Copy each line in the data that includes the word "JSON".

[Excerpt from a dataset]
_____

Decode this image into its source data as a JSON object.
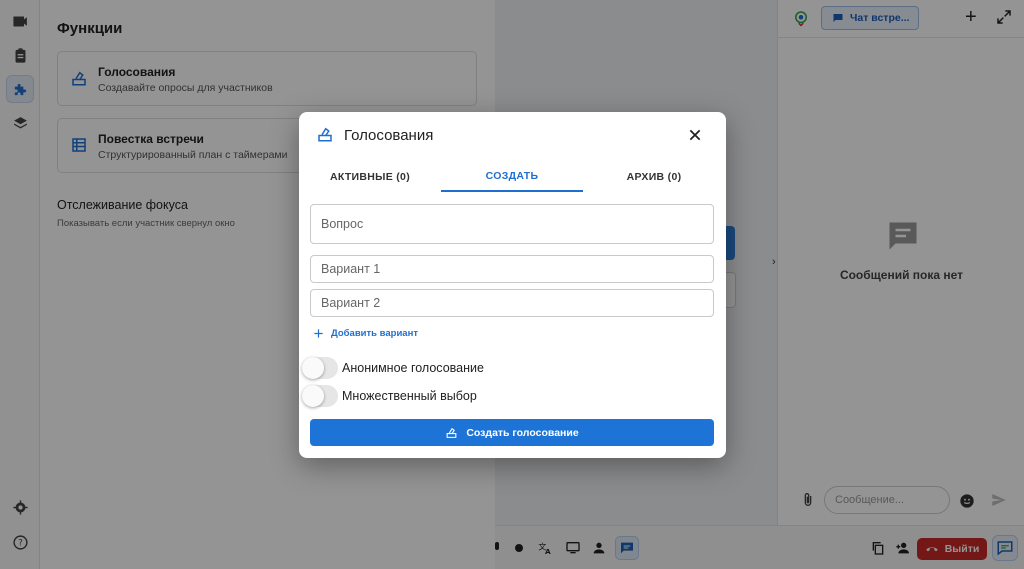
{
  "colors": {
    "accent": "#1e74d6",
    "danger": "#c62828",
    "overlay": "rgba(0,0,0,0.42)"
  },
  "rail": {
    "items": [
      {
        "icon": "video-icon"
      },
      {
        "icon": "clipboard-icon"
      },
      {
        "icon": "puzzle-icon",
        "active": true
      },
      {
        "icon": "layers-icon"
      }
    ],
    "bottom": [
      {
        "icon": "gear-icon"
      },
      {
        "icon": "help-icon"
      }
    ]
  },
  "functions": {
    "title": "Функции",
    "cards": [
      {
        "title": "Голосования",
        "subtitle": "Создавайте опросы для участников",
        "icon": "ballot-icon"
      },
      {
        "title": "Повестка встречи",
        "subtitle": "Структурированный план с таймерами",
        "icon": "table-icon"
      }
    ],
    "focus": {
      "title": "Отслеживание фокуса",
      "subtitle": "Показывать если участник свернул окно"
    }
  },
  "chat": {
    "tab_label": "Чат встре...",
    "empty_text": "Сообщений пока нет",
    "input_placeholder": "Сообщение..."
  },
  "bottombar": {
    "leave_label": "Выйти"
  },
  "modal": {
    "title": "Голосования",
    "tabs": [
      {
        "label": "АКТИВНЫЕ (0)"
      },
      {
        "label": "СОЗДАТЬ",
        "active": true
      },
      {
        "label": "АРХИВ (0)"
      }
    ],
    "question_placeholder": "Вопрос",
    "options": [
      {
        "placeholder": "Вариант 1"
      },
      {
        "placeholder": "Вариант 2"
      }
    ],
    "add_option_label": "Добавить вариант",
    "toggles": [
      {
        "label": "Анонимное голосование",
        "on": false
      },
      {
        "label": "Множественный выбор",
        "on": false
      }
    ],
    "submit_label": "Создать голосование"
  }
}
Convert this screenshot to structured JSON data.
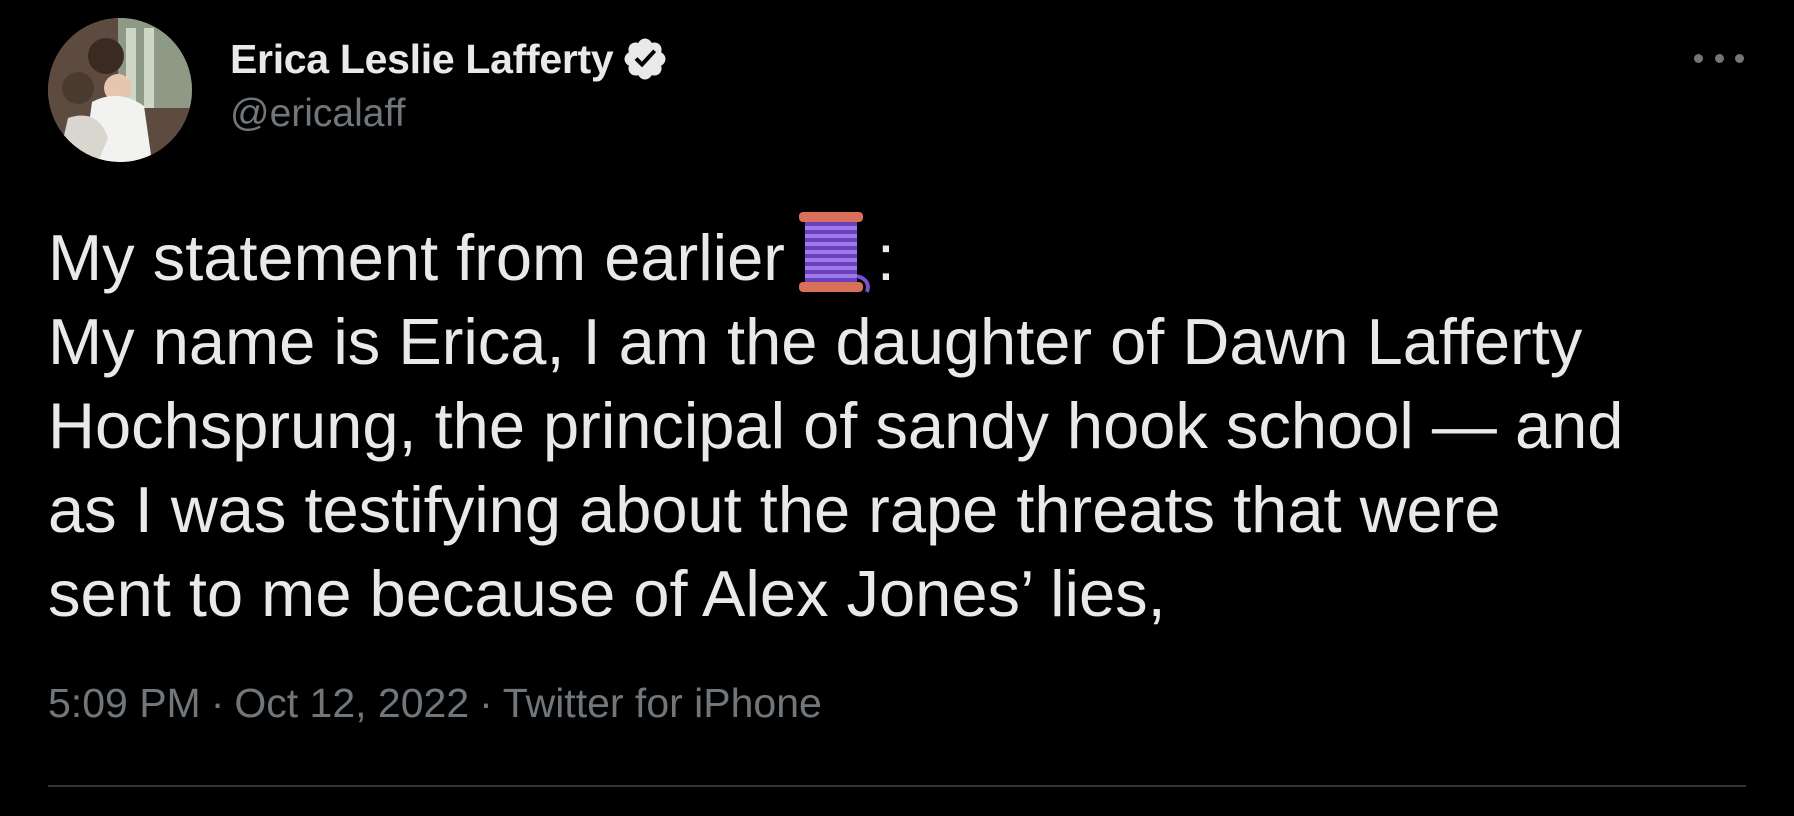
{
  "author": {
    "display_name": "Erica Leslie Lafferty",
    "handle": "@ericalaff",
    "verified_icon": "verified-badge-icon"
  },
  "tweet": {
    "lines": [
      "My statement from earlier",
      ":",
      "My name is Erica, I am the daughter of Dawn Lafferty",
      "Hochsprung, the principal of sandy hook school — and",
      "as I was testifying about the rape threats that were",
      "sent to me because of Alex Jones’ lies,"
    ],
    "emoji_icon": "thread-spool-icon"
  },
  "meta": {
    "time": "5:09 PM",
    "date": "Oct 12, 2022",
    "separator": "·",
    "source": "Twitter for iPhone"
  },
  "colors": {
    "background": "#000000",
    "text": "#e7e9ea",
    "secondary": "#71767b",
    "divider": "#2f3336"
  }
}
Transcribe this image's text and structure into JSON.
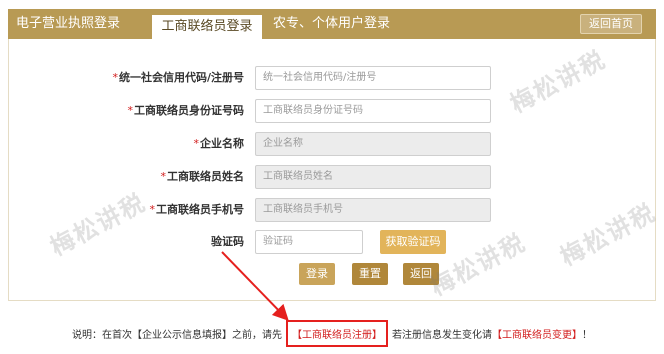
{
  "tabs": [
    {
      "label": "电子营业执照登录"
    },
    {
      "label": "工商联络员登录"
    },
    {
      "label": "农专、个体用户登录"
    }
  ],
  "back_home": "返回首页",
  "form": {
    "fields": [
      {
        "label": "统一社会信用代码/注册号",
        "placeholder": "统一社会信用代码/注册号",
        "required": true
      },
      {
        "label": "工商联络员身份证号码",
        "placeholder": "工商联络员身份证号码",
        "required": true
      },
      {
        "label": "企业名称",
        "placeholder": "企业名称",
        "required": true
      },
      {
        "label": "工商联络员姓名",
        "placeholder": "工商联络员姓名",
        "required": true
      },
      {
        "label": "工商联络员手机号",
        "placeholder": "工商联络员手机号",
        "required": true
      }
    ],
    "captcha_label": "验证码",
    "captcha_placeholder": "验证码",
    "get_code_button": "获取验证码",
    "required_mark": "*"
  },
  "actions": {
    "login": "登录",
    "reset": "重置",
    "back": "返回"
  },
  "note": {
    "prefix": "说明：在首次【企业公示信息填报】之前，请先",
    "link_register": "【工商联络员注册】",
    "middle": "若注册信息发生变化请",
    "link_change": "【工商联络员变更】",
    "suffix": "！"
  },
  "watermark": "梅松讲税"
}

_____

### [Written answer]
Decode this image into its source data as a JSON object.
Convert this screenshot to structured JSON data.
Transcribe this image's text and structure into JSON.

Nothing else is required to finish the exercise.